> _Direction_
Tally the lines holding the string "diturunkan" and reply with that number alone.

[Data entries]
------------------------------------------------
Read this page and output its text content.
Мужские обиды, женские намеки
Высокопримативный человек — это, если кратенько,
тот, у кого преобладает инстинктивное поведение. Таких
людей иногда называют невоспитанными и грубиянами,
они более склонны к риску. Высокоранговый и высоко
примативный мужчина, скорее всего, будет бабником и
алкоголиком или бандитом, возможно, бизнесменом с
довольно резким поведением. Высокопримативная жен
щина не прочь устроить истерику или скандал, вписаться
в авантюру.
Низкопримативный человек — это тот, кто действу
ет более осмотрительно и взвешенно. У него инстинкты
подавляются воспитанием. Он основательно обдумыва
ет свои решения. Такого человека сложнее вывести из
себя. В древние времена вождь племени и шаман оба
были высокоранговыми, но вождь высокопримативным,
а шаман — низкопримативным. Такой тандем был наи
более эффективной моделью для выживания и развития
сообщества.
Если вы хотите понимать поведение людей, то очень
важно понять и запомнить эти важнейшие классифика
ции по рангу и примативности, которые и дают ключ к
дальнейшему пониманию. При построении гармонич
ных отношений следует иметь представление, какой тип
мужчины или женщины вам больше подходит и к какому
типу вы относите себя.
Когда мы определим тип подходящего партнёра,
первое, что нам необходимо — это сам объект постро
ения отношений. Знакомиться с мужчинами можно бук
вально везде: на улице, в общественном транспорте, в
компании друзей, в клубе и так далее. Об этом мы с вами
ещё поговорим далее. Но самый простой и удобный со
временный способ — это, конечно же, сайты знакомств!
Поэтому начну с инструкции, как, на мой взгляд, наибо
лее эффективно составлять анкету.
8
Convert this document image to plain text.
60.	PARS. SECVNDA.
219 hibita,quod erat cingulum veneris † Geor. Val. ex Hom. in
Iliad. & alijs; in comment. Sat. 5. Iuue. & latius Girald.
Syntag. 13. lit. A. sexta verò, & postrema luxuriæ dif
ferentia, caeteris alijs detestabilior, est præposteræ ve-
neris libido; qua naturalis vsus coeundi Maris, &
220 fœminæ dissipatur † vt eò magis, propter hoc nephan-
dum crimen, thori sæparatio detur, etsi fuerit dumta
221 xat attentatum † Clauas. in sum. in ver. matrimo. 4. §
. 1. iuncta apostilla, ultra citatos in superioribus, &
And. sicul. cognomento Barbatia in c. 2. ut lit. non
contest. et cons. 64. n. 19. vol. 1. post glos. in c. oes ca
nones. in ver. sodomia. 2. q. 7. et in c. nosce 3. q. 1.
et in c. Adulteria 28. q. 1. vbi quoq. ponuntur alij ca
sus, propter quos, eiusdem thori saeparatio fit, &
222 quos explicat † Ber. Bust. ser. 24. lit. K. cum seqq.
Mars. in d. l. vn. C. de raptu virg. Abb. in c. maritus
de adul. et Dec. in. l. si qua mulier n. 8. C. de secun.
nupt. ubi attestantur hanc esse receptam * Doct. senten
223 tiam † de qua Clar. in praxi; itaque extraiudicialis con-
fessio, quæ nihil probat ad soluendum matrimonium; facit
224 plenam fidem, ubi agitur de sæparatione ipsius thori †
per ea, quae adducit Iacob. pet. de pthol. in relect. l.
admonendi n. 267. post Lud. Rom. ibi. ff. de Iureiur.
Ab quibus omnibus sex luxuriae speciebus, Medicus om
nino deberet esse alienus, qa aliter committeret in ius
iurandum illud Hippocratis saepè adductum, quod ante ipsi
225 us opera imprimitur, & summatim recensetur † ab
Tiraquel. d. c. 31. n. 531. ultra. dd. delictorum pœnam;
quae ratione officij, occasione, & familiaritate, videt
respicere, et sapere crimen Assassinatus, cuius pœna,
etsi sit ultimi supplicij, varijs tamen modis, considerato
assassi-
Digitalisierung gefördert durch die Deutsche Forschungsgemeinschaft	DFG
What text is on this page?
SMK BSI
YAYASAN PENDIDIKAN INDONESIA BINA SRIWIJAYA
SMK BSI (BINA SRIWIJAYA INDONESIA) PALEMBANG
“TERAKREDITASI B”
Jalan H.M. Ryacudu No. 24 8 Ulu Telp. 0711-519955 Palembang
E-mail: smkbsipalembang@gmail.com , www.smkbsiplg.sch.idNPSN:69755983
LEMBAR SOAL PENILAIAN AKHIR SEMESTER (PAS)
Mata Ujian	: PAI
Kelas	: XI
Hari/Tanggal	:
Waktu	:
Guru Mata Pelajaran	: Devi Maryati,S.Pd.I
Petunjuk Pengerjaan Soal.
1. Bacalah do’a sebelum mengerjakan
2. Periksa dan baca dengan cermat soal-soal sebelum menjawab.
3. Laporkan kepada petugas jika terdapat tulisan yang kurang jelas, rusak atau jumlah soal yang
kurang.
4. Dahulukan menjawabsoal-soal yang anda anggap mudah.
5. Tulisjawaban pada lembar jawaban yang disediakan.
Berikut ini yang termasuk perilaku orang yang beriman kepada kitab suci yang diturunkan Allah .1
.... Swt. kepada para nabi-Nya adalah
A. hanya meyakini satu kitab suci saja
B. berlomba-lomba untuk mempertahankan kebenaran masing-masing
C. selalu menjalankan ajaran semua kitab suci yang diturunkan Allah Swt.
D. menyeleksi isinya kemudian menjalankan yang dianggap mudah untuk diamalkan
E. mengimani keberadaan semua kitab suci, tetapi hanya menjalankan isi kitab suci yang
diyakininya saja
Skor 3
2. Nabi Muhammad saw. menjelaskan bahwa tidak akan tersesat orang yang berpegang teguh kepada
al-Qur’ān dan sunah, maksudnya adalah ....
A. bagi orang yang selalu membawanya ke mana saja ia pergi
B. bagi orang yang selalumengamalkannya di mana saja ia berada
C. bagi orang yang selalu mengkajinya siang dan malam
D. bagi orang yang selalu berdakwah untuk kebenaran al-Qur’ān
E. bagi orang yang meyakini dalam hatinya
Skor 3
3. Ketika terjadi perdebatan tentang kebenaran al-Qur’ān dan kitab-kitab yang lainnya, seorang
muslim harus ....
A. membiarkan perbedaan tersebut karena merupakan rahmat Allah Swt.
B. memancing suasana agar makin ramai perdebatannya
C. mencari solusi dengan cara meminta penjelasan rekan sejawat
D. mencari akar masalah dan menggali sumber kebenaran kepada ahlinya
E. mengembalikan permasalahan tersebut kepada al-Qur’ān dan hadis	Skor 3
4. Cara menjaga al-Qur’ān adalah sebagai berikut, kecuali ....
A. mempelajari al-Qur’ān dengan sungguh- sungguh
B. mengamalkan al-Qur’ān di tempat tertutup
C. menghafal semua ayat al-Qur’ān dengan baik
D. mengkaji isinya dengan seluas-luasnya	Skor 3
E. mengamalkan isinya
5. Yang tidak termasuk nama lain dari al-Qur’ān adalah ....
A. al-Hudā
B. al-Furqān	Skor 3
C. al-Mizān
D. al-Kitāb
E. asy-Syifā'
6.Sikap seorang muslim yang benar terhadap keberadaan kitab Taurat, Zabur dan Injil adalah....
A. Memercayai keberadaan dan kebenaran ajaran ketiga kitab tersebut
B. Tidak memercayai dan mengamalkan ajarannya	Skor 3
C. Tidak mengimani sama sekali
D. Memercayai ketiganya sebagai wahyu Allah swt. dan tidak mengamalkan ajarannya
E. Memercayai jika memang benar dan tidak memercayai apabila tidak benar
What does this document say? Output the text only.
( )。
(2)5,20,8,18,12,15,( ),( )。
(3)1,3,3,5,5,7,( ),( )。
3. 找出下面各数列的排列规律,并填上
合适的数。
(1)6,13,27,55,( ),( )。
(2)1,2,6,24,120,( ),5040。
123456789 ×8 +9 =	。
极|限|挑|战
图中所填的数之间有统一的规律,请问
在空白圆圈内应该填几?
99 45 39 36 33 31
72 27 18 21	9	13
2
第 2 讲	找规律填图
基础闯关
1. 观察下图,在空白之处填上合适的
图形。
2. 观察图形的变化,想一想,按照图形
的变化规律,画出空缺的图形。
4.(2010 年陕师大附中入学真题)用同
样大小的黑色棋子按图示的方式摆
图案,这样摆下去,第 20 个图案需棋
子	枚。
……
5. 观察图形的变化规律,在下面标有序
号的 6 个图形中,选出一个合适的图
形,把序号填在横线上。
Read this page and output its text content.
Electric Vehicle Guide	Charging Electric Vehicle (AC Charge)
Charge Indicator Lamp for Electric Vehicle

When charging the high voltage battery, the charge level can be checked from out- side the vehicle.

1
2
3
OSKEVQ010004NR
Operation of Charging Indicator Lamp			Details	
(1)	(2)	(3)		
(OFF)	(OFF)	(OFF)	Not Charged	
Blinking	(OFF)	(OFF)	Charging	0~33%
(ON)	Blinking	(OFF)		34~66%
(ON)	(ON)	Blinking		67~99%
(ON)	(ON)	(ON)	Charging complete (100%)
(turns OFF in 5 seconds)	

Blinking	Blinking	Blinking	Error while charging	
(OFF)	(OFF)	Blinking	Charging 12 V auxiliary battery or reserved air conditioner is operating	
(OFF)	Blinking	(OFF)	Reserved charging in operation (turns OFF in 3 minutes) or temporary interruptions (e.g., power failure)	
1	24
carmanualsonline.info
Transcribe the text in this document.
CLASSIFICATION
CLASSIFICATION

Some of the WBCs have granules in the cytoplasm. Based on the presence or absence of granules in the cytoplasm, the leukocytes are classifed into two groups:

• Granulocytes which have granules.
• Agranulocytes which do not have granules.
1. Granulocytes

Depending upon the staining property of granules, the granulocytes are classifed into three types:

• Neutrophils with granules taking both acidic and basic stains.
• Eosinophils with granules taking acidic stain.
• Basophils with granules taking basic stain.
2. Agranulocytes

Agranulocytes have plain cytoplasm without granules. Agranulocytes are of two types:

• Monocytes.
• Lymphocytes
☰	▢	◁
------------------------------------------------
> _Output below_
2